SUPPLIED MATERIAL:
+--
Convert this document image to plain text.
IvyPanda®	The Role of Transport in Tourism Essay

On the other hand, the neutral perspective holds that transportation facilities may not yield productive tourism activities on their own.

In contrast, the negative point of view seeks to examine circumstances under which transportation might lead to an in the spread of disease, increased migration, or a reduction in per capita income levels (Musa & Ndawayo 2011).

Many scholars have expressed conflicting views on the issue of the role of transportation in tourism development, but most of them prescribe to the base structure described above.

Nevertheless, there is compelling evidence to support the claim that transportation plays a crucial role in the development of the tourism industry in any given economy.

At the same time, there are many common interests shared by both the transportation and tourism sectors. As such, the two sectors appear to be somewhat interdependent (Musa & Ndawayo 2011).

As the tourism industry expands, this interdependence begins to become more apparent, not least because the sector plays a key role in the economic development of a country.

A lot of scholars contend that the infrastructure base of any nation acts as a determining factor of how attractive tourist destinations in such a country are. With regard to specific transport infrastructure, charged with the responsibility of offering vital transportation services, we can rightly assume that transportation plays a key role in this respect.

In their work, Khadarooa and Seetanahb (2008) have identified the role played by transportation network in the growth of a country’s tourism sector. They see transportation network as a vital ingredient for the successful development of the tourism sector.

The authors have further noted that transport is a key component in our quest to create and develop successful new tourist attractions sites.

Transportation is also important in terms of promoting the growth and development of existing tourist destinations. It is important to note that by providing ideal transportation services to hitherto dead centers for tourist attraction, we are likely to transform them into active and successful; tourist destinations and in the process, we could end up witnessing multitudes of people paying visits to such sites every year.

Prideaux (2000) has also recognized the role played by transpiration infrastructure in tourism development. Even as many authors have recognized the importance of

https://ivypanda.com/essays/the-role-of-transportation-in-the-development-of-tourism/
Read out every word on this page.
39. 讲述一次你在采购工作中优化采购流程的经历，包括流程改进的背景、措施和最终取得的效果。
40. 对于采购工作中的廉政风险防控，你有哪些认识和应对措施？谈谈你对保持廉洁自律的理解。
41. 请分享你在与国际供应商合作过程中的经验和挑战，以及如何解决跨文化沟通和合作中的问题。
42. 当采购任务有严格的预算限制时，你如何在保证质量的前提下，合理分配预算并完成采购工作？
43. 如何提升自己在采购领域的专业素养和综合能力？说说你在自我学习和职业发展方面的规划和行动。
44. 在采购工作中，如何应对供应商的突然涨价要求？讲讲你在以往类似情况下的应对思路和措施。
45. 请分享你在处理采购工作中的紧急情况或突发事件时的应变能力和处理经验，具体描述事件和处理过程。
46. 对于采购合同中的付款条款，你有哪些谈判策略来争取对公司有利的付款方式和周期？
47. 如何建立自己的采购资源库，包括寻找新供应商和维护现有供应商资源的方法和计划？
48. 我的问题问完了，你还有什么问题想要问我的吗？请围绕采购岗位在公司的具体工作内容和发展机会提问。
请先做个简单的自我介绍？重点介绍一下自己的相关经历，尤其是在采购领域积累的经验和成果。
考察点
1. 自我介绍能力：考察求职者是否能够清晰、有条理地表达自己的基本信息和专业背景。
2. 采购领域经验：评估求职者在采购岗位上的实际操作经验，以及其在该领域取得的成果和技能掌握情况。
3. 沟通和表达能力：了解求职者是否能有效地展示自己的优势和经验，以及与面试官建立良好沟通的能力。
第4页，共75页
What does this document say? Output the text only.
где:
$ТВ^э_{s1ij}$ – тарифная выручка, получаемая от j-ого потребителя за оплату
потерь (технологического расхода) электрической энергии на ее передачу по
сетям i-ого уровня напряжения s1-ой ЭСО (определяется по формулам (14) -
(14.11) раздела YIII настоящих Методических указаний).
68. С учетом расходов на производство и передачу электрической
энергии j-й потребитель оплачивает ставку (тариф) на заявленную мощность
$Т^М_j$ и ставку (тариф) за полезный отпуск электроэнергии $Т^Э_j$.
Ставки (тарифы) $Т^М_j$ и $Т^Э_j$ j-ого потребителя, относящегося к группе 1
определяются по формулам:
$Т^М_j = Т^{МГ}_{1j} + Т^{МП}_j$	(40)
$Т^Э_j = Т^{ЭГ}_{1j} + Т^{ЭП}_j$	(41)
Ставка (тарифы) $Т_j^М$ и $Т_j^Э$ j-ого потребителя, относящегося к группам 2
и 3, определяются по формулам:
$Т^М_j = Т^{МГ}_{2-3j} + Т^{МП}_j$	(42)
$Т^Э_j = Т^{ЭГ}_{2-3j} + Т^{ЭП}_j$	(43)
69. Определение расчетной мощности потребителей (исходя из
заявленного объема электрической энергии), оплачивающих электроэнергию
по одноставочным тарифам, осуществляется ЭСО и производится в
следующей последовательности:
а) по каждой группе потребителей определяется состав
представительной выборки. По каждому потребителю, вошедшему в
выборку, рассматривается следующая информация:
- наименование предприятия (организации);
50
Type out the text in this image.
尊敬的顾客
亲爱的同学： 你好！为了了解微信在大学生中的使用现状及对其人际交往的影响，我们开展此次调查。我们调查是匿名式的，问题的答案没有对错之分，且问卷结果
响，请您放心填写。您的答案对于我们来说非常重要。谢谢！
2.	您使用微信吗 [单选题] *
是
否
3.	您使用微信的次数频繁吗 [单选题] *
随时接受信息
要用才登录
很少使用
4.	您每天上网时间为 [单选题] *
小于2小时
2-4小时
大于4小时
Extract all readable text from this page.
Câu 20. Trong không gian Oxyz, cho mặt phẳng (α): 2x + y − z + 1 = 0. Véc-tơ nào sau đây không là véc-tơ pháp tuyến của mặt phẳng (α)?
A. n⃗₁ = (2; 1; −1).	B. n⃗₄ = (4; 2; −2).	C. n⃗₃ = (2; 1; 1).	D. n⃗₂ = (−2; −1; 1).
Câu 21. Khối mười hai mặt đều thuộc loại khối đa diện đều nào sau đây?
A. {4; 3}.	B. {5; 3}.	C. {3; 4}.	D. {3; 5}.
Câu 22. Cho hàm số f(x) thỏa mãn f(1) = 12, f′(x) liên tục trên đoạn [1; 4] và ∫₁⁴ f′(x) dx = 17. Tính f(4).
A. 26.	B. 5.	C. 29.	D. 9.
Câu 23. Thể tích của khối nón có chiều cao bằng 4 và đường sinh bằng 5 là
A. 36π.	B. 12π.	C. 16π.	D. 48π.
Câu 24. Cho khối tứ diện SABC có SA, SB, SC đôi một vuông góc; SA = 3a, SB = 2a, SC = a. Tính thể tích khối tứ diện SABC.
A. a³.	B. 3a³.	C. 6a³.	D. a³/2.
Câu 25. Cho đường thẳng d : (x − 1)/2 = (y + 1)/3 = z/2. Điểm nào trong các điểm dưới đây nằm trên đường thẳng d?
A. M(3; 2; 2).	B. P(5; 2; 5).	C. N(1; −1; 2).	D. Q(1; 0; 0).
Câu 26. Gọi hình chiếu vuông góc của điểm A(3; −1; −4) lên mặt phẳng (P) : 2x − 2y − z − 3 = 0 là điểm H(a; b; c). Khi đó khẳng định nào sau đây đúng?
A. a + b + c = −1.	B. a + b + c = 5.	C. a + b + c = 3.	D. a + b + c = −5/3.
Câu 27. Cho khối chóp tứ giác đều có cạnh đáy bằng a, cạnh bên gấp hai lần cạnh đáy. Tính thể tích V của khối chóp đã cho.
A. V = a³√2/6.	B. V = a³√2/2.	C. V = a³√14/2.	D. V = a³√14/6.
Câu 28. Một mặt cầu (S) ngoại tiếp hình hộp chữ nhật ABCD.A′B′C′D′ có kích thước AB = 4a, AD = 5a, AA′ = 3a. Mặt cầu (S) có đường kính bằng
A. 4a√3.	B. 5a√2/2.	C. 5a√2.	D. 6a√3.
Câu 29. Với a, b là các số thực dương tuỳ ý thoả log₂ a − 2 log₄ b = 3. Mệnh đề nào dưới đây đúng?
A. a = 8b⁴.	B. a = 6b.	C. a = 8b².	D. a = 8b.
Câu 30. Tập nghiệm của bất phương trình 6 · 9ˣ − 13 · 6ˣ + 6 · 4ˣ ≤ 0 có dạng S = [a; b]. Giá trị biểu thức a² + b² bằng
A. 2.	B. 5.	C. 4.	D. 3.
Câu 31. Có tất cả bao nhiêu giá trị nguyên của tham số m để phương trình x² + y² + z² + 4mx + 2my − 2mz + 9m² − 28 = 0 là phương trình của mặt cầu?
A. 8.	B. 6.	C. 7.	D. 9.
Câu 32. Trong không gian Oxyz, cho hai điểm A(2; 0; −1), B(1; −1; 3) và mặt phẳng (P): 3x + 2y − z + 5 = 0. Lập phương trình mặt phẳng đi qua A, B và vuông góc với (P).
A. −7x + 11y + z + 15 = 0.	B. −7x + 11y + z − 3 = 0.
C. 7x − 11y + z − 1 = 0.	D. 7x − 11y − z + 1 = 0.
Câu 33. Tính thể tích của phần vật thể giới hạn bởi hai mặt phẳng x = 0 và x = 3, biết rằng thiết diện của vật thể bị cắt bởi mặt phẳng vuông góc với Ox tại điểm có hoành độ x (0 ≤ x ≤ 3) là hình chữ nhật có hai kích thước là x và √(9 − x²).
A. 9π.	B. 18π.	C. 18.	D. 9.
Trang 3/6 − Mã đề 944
+--
GOAL:
State the number of lines in the records that include "đúng", and write nothing else.

FINAL ANSWER:
2